**Extracted material**

● ● ● ● ●

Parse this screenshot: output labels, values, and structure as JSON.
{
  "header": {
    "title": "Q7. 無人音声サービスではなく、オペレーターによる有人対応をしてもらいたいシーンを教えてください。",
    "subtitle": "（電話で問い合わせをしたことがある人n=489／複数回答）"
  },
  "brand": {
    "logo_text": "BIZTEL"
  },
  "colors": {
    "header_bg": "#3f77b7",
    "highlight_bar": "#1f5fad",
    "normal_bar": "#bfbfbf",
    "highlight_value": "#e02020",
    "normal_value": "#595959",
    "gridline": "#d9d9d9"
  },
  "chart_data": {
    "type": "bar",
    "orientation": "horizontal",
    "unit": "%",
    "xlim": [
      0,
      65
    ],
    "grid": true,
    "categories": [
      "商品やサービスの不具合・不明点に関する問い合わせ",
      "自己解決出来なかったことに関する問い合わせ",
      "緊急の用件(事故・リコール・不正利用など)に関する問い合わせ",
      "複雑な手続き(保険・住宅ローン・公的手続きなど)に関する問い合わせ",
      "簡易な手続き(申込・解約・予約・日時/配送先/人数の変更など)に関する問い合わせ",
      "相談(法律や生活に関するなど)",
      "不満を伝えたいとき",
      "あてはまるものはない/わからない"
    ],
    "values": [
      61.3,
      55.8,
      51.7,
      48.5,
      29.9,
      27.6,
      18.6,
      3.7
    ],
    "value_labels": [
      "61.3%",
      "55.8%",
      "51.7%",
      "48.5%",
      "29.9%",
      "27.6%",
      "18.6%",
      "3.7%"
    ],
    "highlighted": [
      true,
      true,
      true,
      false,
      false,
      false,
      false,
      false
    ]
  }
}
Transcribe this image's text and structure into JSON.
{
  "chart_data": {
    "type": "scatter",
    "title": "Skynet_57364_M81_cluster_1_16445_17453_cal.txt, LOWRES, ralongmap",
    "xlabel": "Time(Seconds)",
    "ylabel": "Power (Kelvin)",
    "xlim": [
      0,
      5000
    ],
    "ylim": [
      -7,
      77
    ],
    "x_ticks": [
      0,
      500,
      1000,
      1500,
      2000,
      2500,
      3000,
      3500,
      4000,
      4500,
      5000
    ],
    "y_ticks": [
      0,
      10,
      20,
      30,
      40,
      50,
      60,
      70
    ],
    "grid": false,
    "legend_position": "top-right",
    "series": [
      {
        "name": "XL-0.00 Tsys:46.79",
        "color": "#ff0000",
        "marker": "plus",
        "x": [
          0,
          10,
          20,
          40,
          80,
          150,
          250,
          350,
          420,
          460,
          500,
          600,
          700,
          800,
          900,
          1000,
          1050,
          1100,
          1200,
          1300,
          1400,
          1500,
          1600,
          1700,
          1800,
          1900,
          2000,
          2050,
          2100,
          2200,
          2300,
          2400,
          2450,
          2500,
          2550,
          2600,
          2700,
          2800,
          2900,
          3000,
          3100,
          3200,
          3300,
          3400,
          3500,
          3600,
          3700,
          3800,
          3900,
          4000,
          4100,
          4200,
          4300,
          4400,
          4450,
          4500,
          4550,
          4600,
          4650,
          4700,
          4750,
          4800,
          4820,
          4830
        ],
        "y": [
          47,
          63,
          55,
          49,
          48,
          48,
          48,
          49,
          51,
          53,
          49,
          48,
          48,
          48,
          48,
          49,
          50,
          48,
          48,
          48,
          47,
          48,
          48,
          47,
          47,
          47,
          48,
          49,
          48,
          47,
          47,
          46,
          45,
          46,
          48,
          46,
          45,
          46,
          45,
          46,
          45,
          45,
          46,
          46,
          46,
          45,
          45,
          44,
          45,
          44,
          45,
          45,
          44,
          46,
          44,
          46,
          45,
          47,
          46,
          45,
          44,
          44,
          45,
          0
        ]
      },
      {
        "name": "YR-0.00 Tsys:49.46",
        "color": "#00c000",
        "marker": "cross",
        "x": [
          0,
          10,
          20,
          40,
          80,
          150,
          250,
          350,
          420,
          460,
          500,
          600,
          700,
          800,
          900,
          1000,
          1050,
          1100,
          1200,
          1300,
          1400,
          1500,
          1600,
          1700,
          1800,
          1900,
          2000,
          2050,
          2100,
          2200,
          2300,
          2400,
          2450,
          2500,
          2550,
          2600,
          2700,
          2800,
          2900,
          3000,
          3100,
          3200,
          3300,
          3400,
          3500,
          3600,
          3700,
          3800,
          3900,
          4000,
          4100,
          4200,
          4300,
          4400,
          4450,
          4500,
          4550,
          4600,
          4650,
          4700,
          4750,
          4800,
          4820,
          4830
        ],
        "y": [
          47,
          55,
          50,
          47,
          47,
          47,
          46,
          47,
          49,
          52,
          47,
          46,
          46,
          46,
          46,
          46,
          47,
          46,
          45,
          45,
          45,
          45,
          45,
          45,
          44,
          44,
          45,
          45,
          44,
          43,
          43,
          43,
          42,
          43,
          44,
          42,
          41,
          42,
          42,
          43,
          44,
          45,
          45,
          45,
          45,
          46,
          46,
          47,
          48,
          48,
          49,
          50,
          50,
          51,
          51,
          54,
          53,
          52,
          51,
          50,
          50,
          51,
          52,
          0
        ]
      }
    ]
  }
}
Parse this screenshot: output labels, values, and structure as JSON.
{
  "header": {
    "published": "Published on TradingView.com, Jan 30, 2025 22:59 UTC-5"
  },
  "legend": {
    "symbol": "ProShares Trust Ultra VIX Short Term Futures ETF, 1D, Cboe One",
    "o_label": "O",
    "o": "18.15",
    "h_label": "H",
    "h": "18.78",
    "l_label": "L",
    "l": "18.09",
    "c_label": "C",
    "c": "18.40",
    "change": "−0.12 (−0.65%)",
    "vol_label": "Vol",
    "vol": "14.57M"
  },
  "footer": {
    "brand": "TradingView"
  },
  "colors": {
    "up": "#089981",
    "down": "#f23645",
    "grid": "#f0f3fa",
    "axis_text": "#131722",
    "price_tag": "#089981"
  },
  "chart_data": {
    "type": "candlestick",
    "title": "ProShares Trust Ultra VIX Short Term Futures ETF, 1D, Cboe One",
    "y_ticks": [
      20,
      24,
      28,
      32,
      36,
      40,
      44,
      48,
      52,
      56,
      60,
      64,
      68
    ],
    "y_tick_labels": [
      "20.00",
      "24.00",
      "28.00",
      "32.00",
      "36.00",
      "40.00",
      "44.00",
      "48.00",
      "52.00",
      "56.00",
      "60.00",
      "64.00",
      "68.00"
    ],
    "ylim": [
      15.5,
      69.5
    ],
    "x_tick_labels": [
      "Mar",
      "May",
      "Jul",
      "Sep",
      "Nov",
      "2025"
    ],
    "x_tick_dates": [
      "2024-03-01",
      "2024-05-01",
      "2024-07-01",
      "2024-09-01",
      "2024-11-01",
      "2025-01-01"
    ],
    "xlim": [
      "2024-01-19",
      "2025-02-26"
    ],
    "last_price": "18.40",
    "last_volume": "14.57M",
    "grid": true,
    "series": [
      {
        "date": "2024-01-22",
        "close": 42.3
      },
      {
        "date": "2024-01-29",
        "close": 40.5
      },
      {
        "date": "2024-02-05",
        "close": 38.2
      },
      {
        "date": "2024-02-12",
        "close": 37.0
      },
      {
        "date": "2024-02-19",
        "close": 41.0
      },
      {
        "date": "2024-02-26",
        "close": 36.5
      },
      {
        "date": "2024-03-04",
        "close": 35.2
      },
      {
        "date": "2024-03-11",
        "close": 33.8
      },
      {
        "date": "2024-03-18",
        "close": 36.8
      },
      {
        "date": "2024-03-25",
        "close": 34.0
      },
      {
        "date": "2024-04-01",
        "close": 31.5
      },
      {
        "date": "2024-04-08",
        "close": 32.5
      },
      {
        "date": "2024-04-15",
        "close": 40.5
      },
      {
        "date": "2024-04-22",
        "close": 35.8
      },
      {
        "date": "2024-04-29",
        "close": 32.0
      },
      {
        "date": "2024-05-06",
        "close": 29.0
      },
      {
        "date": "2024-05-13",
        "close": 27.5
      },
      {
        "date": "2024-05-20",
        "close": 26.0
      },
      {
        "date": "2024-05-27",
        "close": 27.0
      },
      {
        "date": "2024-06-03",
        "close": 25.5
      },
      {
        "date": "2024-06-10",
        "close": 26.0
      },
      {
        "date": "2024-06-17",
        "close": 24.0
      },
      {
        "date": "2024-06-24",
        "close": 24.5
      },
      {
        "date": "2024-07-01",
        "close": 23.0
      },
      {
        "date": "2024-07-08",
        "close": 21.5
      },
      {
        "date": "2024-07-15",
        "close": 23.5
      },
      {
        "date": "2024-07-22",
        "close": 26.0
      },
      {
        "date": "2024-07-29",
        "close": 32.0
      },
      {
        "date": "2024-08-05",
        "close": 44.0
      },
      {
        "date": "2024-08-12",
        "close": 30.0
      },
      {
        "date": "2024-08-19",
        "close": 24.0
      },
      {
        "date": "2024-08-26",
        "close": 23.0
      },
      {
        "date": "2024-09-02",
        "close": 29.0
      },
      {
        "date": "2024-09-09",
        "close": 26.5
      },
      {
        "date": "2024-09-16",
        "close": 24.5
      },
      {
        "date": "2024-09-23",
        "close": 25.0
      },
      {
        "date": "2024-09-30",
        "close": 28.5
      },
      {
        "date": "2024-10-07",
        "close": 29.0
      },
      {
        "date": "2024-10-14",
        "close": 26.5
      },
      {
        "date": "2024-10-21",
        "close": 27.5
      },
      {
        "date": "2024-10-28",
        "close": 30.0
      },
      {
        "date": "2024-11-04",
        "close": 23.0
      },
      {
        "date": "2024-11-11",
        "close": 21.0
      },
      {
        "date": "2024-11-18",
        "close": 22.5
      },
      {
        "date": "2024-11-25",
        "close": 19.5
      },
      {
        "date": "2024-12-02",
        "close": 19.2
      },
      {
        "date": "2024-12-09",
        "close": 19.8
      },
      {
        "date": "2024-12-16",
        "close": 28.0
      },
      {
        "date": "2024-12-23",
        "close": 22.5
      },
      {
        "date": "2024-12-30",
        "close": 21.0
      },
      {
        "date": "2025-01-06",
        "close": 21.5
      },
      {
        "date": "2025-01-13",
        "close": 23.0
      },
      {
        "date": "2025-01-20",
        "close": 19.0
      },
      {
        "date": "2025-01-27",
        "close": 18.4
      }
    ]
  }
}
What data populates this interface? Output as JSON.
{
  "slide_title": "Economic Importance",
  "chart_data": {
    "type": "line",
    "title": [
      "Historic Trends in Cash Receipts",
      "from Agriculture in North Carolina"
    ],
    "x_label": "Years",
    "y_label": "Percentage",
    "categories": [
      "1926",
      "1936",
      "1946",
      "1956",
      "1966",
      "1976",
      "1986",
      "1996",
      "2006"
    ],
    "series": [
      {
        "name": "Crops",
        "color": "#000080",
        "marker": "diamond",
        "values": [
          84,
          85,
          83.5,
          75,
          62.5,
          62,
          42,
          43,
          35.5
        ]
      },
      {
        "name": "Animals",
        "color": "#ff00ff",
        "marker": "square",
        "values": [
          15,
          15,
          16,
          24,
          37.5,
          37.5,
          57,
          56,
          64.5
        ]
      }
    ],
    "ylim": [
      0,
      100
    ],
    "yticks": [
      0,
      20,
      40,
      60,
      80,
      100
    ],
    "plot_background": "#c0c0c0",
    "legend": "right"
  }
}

● ● ● ● ●

**Problem to solve**
Identify each line in the records above that contains the word "name", and copy it out in full.

**Exercise answer**
        "name": "XL-0.00 Tsys:46.79",
        "name": "YR-0.00 Tsys:49.46",
        "name": "Crops",
        "name": "Animals",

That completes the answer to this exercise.